Exercise objective: Lift out each line of the data that holds "definición".

Available records:
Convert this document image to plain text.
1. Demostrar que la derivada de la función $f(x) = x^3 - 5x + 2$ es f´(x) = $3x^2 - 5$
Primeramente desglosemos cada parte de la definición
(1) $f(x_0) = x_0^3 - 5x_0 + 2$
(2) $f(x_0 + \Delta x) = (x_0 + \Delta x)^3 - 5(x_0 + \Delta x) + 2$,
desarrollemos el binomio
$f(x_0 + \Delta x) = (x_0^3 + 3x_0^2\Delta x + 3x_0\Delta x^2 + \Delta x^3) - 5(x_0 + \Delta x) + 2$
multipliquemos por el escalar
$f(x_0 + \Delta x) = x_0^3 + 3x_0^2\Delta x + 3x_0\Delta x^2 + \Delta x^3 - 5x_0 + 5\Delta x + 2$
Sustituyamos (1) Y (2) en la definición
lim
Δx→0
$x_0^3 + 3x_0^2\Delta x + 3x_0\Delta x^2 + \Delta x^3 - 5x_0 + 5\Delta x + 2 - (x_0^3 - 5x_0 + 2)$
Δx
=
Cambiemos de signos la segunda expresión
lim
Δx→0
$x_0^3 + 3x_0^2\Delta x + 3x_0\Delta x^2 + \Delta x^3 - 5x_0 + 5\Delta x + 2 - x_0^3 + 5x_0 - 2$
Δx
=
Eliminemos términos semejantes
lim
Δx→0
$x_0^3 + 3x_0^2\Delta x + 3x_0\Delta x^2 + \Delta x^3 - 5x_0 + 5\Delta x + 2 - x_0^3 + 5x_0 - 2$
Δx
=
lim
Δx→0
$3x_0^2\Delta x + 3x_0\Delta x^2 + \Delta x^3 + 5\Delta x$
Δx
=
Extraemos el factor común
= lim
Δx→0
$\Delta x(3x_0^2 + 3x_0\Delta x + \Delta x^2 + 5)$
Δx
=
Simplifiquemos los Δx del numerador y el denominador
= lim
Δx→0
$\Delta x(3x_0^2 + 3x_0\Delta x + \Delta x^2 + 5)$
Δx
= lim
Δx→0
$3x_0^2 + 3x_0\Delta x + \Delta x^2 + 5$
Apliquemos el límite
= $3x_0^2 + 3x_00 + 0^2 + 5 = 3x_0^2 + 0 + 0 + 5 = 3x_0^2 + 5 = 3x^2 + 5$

--

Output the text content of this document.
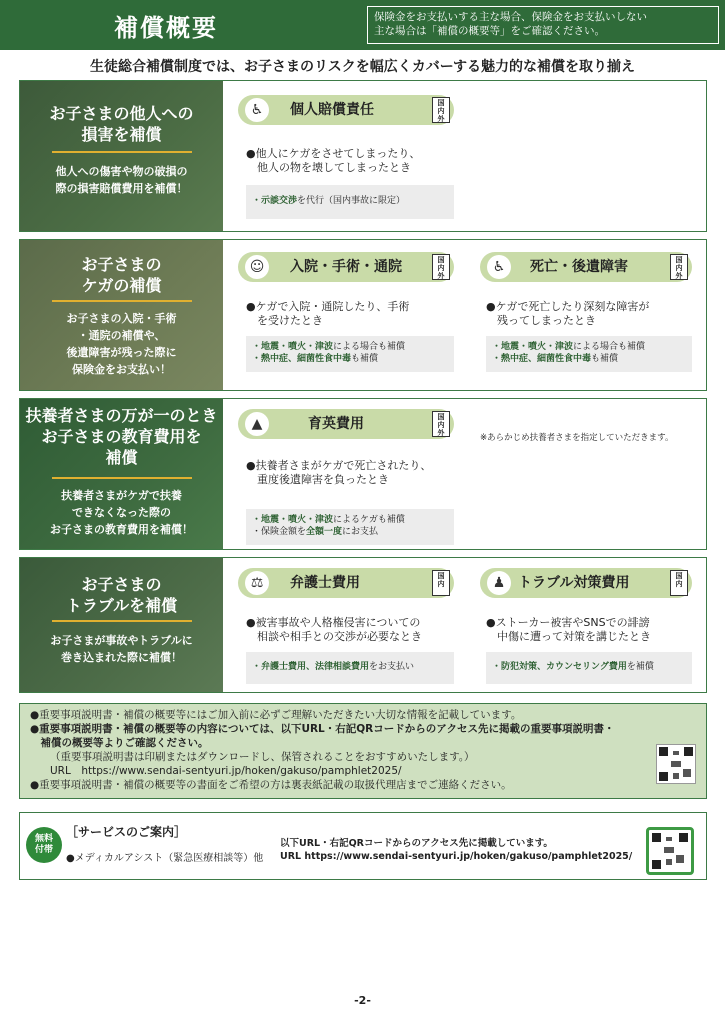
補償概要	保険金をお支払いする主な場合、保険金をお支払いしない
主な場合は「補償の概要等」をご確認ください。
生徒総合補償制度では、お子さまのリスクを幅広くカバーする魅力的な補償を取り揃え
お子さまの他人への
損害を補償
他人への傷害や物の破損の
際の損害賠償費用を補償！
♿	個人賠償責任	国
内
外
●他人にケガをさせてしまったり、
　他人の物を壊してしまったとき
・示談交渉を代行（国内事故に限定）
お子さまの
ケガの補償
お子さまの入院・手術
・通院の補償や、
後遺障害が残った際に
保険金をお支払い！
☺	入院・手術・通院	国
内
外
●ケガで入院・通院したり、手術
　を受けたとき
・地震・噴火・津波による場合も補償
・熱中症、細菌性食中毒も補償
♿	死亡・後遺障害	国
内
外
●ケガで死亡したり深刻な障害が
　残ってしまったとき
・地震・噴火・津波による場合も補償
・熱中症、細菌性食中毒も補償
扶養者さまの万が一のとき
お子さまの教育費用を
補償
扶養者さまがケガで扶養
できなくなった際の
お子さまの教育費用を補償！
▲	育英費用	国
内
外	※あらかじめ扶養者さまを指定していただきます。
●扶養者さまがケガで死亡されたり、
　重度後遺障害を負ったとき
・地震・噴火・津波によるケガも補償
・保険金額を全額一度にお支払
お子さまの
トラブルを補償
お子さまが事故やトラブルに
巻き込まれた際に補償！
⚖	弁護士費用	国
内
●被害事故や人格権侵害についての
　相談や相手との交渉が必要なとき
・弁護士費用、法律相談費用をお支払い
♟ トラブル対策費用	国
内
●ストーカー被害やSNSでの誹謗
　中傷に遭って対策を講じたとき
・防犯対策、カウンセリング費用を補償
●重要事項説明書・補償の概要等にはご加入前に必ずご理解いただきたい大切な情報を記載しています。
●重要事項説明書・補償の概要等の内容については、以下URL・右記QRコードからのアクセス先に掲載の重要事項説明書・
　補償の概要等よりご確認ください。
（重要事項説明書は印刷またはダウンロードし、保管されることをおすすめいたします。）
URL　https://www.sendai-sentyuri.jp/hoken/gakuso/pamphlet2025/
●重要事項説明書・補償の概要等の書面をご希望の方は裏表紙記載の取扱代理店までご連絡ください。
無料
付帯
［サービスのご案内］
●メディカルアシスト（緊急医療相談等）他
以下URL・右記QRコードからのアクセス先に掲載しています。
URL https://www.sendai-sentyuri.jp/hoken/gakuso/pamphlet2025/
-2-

Response below:
Primeramente desglosemos cada parte de la definición
Sustituyamos (1) Y (2) en la definición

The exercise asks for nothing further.